→ **Input material**:
------------------------------

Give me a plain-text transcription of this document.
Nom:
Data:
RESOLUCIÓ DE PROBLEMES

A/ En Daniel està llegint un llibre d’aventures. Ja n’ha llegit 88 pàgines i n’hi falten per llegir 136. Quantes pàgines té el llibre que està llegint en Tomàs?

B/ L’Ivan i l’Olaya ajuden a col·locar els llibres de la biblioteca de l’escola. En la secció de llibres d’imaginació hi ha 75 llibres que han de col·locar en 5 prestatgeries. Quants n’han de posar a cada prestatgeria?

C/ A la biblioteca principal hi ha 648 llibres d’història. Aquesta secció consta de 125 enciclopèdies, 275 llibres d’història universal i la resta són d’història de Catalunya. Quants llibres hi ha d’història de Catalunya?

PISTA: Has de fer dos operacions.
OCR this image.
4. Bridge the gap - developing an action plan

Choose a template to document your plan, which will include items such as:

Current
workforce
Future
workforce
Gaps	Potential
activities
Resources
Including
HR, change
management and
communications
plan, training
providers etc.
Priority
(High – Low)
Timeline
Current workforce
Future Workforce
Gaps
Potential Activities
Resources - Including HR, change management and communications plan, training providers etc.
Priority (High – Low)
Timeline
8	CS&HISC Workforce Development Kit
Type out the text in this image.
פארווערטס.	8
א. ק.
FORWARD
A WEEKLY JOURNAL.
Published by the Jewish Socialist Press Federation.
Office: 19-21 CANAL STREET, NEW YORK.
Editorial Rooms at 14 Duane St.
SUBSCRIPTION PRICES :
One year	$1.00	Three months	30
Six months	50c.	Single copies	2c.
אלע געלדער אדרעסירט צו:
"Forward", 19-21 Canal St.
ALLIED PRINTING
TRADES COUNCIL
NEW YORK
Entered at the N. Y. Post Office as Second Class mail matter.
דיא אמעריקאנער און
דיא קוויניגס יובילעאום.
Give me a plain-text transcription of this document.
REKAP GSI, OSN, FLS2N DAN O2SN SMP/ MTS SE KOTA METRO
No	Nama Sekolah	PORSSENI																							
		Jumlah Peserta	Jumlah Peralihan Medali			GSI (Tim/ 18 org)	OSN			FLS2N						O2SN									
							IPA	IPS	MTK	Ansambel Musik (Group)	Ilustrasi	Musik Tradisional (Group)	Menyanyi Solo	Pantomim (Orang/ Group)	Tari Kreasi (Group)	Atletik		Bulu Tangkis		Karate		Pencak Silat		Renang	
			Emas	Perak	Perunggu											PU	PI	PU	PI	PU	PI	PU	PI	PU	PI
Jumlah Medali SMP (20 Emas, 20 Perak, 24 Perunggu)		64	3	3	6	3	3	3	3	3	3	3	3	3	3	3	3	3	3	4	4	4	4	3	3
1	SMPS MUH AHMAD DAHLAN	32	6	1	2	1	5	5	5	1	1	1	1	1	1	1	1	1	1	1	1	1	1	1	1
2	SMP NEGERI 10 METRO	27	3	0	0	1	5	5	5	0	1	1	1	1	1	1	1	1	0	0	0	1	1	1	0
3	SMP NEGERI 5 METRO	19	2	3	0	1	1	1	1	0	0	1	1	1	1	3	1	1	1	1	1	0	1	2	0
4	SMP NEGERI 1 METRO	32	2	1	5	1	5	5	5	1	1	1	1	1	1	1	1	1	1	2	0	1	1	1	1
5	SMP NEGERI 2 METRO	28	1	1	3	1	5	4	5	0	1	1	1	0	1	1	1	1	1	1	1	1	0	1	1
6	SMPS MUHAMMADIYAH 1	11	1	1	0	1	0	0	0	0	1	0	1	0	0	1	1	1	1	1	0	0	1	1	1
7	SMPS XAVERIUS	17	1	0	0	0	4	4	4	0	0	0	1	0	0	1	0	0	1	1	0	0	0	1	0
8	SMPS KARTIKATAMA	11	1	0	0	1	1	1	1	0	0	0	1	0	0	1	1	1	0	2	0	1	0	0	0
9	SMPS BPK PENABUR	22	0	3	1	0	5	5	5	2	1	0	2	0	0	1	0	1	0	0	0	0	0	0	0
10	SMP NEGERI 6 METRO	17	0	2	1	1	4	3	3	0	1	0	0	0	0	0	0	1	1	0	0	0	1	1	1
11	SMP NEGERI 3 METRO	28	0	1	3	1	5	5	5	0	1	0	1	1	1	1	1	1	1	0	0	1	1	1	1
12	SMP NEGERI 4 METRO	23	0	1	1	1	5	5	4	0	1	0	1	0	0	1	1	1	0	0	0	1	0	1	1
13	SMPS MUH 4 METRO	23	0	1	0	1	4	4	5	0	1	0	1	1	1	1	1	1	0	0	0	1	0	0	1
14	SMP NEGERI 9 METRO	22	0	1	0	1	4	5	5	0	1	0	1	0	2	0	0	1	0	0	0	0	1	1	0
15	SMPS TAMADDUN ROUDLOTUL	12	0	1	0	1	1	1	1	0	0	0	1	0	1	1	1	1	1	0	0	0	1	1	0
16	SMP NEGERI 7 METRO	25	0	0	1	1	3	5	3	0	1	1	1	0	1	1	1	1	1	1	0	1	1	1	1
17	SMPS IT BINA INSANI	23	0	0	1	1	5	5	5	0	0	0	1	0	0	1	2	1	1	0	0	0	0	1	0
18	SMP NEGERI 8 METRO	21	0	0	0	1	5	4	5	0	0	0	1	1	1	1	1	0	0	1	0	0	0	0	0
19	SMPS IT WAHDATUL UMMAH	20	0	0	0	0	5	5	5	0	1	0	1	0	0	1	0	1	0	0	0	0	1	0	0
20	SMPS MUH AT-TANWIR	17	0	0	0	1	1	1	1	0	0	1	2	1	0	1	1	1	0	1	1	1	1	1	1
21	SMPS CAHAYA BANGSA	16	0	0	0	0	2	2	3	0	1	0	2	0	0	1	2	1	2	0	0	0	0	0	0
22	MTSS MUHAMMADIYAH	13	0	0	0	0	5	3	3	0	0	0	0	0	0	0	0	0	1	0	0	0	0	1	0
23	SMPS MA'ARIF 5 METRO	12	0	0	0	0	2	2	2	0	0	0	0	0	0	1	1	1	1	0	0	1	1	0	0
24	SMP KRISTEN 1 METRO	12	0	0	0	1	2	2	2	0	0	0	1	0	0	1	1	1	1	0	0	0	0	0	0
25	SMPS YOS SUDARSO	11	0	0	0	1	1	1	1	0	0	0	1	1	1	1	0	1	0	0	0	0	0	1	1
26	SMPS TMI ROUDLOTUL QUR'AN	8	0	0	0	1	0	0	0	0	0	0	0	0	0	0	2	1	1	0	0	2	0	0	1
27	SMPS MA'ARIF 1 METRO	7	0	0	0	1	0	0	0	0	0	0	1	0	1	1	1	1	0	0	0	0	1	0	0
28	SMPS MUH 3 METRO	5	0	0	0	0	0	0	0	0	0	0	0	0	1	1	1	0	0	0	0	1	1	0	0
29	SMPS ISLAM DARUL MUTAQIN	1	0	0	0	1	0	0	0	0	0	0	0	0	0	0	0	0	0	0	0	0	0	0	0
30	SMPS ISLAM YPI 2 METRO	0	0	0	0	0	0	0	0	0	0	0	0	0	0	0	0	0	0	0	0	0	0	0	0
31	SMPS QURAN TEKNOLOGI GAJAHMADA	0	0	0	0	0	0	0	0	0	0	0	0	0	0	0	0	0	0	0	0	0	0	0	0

------------------------------

→ **Written request**:
From the listing above, collect each line in which the string "communications" appears.

→ **Result for this exercise**:
communications
Resources - Including HR, change management and communications plan, training providers etc.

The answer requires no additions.